• _Text_:
▼

Attackers Use Vulnerability in OpenSea And Earn Hundreds Of Thousands On NFTs

A bug in the code of the popular NFT trading platform OpenSea allowed scammers to buy rare NFTs at a price well below the market price and resell them thousands of times more.

Apparently, the vulnerability was exploited for several weeks. But the exploitation of the bug increased in recent days. According to Elliptic analysts, in the 12 hours since the morning of January 24, scammers used the vulnerability at least eight times to buy rare NFTs with a total value of more than $1 million.

One of the NFTs, Bored Ape Yacht Club #9991, was purchased using an exploit for 0.77 ETH ($1,760) and immediately resold for 84.2 ETH ($192,400). Over a 12-hour period, the Ethereum address associated with the attacker received over 400 ETH ($900,000) in payouts from OpenSea.

According to a tweet by software developer Rotem Yakir, the error is caused by a mismatch between the information available in NFT smart contracts and the information provided by the OpenSea user interface. Essentially, attackers used old smart contracts that were stored on the blockchain but are no longer present in the OpenSea application interface.

▲

• _Items from a data source_:
▼

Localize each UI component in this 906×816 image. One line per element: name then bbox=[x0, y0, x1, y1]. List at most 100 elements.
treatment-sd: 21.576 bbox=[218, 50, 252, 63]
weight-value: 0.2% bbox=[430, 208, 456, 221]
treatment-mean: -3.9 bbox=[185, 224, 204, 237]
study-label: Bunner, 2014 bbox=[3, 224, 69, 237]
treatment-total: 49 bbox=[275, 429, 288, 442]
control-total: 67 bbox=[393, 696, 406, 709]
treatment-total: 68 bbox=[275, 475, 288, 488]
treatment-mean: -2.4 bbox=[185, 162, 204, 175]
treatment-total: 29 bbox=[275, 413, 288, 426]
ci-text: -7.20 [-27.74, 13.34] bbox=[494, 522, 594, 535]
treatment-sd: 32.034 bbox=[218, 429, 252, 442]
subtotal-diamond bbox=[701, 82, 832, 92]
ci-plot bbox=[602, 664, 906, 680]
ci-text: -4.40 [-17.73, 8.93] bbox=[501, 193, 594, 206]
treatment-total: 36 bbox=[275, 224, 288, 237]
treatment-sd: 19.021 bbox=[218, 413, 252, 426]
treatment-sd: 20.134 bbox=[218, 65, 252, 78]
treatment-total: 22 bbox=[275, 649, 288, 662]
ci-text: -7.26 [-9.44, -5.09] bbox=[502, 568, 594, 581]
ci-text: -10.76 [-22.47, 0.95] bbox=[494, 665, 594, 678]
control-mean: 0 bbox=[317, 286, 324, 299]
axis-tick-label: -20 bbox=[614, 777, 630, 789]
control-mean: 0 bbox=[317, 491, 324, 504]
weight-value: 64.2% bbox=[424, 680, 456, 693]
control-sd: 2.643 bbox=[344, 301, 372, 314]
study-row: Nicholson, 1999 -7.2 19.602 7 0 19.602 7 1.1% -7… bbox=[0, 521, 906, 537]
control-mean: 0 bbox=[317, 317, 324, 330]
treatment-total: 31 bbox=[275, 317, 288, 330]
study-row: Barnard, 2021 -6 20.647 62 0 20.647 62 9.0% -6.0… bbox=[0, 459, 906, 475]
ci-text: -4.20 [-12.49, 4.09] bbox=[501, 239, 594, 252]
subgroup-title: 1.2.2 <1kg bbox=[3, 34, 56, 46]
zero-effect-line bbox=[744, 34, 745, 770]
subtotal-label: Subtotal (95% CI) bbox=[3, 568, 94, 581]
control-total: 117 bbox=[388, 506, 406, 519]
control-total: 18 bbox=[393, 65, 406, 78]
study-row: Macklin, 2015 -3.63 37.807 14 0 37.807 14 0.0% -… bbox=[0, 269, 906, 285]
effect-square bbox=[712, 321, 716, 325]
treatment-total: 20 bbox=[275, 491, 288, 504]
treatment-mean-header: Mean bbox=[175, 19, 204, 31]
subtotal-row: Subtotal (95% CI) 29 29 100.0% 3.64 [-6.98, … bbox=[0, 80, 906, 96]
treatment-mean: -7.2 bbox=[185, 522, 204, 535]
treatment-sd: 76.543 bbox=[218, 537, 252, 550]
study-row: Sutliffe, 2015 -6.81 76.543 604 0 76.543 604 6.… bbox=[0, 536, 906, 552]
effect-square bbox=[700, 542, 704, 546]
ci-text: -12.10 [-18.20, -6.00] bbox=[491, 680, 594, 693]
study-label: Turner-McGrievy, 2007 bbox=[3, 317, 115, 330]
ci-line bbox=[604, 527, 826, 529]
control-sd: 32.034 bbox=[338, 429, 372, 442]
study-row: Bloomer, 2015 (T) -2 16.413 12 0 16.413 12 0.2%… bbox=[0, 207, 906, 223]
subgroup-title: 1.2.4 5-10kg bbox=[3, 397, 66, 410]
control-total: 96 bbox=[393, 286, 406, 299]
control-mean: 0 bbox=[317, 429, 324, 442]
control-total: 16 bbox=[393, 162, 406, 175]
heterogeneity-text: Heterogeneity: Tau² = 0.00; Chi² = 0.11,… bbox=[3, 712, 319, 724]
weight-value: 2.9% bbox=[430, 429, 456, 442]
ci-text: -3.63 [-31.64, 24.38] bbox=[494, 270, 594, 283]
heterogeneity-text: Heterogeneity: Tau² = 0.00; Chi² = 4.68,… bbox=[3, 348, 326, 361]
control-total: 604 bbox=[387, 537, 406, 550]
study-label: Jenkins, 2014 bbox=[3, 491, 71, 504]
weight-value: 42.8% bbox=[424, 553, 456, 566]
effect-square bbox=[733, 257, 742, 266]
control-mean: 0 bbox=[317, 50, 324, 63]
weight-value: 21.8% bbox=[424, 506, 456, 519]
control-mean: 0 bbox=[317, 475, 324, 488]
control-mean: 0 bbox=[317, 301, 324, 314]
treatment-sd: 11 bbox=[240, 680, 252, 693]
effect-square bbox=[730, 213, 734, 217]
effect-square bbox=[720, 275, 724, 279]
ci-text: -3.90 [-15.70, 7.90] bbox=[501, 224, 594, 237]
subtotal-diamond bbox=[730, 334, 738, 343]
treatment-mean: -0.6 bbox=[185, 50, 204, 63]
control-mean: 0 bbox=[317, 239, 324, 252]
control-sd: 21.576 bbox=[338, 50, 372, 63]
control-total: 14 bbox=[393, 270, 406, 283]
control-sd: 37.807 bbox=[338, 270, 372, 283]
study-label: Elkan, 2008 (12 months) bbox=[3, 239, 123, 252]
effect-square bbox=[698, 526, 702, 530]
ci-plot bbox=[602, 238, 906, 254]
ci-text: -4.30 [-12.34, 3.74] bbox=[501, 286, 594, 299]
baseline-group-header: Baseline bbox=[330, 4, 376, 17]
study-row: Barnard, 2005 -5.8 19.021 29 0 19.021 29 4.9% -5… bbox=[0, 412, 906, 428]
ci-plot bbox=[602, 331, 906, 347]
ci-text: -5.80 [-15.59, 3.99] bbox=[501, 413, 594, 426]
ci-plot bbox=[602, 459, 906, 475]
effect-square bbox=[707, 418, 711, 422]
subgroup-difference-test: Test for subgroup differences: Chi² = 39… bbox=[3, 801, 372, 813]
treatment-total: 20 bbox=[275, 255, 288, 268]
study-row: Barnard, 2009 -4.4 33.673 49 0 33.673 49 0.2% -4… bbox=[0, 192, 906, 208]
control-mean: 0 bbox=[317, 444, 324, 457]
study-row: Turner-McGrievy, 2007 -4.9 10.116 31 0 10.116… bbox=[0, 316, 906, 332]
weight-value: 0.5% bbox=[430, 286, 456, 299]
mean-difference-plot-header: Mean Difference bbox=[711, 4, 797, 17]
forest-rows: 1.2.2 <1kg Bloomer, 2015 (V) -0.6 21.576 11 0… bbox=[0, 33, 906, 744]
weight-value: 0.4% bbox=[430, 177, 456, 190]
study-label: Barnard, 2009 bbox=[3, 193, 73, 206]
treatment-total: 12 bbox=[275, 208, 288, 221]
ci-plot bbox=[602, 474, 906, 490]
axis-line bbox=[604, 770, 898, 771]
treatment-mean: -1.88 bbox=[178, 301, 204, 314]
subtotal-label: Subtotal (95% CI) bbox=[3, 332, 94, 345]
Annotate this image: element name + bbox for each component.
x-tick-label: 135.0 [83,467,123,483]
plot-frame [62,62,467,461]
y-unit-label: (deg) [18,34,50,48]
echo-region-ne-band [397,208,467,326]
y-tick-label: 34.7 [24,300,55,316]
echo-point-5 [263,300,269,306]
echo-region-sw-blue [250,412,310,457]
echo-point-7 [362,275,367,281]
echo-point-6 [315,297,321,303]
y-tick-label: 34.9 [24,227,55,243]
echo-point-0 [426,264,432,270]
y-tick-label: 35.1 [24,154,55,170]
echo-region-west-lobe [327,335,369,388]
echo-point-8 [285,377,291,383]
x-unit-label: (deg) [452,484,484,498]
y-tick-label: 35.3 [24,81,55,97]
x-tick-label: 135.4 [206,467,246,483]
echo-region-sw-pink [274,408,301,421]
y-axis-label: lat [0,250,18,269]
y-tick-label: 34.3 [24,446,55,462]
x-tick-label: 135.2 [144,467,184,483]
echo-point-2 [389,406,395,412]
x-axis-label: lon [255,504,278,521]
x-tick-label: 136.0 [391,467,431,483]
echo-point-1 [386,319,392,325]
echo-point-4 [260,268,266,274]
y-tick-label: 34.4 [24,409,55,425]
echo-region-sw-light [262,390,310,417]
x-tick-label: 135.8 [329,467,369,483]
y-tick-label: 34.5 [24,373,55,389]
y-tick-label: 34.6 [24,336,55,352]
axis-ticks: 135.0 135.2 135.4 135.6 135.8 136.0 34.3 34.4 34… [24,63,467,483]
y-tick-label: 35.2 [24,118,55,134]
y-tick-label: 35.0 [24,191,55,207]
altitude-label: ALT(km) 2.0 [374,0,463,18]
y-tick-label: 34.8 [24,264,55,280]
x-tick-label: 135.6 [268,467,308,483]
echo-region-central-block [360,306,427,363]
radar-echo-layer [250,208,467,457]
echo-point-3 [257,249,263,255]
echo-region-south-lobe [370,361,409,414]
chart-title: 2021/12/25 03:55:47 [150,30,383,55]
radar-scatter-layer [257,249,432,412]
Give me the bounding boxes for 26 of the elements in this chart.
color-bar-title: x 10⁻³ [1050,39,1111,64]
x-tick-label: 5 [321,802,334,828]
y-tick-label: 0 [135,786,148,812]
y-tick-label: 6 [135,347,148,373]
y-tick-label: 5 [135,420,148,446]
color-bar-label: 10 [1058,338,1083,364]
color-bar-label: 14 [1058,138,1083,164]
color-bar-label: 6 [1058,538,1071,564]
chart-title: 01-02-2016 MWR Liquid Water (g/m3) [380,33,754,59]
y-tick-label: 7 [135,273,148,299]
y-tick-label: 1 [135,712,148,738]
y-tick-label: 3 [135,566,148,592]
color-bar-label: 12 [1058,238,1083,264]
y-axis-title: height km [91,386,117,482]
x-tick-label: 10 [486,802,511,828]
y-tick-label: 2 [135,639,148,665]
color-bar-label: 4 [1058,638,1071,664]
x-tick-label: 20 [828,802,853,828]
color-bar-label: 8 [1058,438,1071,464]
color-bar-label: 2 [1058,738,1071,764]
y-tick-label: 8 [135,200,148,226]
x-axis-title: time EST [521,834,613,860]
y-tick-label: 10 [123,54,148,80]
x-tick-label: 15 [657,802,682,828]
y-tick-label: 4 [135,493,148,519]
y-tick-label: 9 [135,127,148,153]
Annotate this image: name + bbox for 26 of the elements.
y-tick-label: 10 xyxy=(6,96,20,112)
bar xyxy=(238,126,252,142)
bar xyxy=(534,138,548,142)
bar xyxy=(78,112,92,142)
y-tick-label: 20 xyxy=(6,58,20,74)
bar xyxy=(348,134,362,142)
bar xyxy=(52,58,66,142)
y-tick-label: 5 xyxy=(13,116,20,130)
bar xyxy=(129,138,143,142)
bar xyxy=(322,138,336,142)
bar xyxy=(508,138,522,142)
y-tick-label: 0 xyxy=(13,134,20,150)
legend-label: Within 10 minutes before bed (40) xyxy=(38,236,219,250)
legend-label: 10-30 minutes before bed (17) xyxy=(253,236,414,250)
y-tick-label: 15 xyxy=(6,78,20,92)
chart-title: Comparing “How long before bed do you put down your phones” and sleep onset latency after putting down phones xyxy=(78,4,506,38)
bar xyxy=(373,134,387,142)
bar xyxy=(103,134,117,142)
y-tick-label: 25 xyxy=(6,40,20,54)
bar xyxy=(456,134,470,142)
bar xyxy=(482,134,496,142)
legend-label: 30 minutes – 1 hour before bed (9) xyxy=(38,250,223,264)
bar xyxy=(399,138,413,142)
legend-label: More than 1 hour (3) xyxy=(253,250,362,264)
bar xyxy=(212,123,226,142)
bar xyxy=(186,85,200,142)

▲

Can you rewrite the OpenSea vulnerability article, starting with "Attackers Use Vulnerability" and going on through "of times more.", with "scammers" changed to "fraudsters"?

Attackers Use Vulnerability in OpenSea And Earn Hundreds Of Thousands On NFTs

A bug in the code of the popular NFT trading platform OpenSea allowed fraudsters to buy rare NFTs at a price well below the market price and resell them thousands of times more.